In the entries that follow, count each line containing "cases" and state the total, nothing more.

[Excerpt from a dataset]
* begin *
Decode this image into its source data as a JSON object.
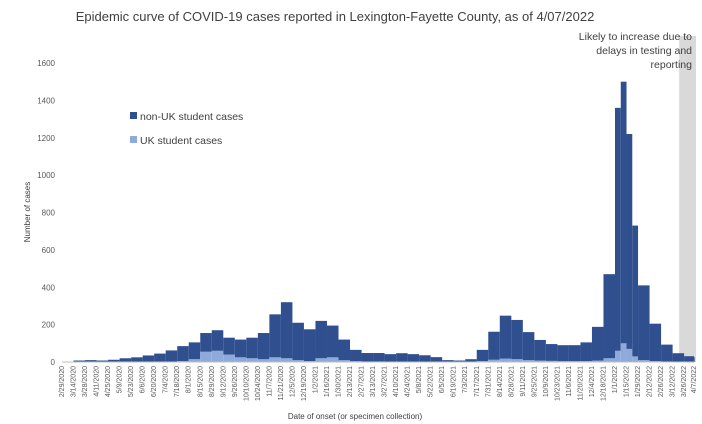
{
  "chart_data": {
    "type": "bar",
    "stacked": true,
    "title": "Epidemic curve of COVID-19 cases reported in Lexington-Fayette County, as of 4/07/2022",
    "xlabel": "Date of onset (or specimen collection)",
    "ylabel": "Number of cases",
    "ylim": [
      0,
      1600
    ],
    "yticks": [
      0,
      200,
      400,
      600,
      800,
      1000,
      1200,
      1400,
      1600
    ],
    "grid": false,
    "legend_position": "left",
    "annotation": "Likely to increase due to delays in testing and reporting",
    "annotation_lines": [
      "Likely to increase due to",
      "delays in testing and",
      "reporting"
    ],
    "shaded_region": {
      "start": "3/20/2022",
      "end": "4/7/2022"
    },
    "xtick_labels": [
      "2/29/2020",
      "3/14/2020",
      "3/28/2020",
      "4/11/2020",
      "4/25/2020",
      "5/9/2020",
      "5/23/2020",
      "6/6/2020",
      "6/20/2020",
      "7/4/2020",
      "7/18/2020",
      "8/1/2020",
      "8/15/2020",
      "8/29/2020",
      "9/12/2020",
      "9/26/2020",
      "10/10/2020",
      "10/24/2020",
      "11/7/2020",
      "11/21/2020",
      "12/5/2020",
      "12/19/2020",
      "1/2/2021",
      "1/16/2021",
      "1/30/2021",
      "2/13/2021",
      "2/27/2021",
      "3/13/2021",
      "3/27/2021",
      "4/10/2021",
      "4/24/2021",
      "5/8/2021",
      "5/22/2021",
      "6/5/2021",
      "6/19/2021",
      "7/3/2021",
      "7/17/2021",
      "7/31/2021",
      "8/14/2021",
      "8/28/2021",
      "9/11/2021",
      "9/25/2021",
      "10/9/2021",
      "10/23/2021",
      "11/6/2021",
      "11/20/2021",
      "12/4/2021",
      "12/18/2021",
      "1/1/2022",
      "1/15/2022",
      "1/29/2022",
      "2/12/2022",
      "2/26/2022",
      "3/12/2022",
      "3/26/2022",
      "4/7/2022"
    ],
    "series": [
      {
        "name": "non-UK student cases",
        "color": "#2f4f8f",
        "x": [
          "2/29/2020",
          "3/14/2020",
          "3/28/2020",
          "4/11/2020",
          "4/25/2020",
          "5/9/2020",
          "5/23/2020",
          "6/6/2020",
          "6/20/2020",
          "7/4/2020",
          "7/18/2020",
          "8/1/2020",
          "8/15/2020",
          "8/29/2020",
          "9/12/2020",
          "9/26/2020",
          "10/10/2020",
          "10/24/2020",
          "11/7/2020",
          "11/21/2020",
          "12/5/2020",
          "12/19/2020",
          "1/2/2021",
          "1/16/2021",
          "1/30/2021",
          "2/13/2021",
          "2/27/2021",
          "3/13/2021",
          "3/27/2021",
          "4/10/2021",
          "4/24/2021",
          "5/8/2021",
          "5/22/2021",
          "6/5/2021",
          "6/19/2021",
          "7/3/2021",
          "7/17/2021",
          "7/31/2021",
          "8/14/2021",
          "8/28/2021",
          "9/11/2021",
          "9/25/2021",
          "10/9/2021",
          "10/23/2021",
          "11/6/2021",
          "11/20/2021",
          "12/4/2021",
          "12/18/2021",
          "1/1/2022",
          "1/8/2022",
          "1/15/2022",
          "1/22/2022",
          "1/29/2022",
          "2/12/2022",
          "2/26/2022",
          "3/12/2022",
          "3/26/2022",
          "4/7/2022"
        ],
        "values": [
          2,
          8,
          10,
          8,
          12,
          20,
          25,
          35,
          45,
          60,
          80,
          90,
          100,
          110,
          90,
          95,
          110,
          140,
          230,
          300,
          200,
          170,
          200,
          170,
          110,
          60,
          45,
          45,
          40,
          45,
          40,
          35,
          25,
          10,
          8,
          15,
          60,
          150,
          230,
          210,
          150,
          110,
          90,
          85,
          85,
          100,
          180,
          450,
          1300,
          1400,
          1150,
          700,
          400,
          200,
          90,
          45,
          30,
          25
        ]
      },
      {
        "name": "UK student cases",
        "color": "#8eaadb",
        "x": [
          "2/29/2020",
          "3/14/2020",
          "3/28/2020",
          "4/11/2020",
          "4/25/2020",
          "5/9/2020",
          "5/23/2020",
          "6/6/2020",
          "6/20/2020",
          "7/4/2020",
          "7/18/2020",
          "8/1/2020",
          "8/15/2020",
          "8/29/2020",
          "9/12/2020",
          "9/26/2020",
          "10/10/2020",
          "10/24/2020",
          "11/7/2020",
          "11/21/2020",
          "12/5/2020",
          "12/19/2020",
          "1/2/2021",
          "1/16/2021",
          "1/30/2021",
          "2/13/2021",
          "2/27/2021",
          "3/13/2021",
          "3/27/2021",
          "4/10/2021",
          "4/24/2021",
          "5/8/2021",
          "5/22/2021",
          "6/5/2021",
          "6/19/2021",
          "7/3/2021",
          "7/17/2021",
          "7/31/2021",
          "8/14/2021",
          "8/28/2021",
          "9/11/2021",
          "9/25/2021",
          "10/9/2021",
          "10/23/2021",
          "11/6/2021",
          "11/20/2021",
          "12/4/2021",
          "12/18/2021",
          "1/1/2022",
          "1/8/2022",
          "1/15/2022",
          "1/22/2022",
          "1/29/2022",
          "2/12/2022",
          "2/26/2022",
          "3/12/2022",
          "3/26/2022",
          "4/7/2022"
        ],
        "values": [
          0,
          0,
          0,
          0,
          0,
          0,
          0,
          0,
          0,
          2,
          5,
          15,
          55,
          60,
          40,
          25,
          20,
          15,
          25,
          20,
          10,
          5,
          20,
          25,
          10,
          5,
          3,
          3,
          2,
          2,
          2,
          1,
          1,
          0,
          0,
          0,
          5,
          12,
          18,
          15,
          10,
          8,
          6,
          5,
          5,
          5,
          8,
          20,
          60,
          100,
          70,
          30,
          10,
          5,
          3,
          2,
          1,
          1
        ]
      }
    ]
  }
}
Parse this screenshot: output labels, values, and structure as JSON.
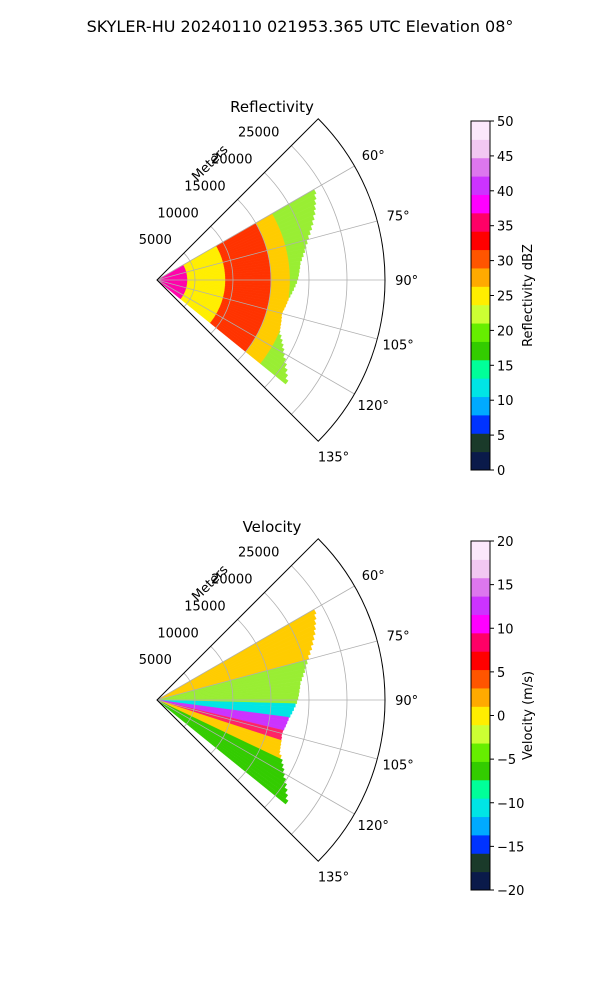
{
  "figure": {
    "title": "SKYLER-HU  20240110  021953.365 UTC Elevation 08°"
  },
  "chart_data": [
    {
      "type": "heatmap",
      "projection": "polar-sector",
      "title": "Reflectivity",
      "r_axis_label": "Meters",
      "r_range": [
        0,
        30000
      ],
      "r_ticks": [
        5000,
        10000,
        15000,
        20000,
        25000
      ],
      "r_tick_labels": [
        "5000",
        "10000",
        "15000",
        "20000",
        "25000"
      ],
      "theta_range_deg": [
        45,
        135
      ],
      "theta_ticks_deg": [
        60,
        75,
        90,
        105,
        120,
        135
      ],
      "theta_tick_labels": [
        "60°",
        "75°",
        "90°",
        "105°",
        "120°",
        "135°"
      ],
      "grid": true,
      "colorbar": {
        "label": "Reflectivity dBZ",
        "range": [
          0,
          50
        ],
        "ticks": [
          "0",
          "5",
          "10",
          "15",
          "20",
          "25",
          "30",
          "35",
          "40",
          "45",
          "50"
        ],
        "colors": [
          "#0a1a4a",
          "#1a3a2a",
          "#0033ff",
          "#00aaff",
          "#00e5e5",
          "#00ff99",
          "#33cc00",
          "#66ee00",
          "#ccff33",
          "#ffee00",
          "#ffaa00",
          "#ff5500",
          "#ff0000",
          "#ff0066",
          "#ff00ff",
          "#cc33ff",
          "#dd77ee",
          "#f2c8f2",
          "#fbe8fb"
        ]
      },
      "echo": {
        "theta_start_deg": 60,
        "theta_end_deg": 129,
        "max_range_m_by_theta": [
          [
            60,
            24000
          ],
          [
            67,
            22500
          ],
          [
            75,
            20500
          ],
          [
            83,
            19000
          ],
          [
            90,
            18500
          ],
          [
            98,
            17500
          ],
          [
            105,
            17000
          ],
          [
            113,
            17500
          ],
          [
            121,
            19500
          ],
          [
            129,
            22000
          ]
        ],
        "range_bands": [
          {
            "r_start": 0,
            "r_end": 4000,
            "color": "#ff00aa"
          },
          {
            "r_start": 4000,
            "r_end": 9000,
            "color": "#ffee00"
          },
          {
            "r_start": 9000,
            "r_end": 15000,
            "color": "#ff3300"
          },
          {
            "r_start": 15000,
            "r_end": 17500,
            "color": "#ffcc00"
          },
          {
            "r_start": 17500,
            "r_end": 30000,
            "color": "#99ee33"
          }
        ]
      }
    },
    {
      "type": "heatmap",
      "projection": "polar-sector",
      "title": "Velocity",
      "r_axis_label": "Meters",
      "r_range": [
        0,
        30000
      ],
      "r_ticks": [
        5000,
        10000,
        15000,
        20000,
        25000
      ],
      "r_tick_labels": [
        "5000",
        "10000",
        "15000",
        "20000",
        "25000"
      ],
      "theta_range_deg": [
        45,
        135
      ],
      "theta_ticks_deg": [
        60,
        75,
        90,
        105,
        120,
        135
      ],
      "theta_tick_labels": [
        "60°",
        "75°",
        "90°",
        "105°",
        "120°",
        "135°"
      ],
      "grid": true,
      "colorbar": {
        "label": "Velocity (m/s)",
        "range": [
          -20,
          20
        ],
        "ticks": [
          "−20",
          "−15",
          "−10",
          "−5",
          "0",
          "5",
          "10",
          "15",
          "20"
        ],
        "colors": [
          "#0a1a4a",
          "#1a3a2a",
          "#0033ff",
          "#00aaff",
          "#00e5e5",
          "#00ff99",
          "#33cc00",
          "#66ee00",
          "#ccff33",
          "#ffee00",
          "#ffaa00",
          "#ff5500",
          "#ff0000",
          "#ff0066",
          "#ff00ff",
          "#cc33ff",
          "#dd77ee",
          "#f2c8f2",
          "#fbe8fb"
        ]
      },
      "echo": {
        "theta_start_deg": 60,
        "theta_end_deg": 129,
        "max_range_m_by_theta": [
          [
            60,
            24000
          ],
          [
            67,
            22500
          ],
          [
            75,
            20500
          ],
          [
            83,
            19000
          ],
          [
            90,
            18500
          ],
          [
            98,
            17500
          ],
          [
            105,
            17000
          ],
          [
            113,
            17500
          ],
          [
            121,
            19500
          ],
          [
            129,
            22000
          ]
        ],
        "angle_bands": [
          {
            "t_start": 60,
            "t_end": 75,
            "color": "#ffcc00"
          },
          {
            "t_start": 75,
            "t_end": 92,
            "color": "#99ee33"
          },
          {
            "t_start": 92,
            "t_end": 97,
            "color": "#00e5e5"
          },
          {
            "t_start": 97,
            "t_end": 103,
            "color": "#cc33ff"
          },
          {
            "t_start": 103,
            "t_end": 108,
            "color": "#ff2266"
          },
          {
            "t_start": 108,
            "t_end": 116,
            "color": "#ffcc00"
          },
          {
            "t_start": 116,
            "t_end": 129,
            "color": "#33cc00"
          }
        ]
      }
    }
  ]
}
* end *
Solved problem
4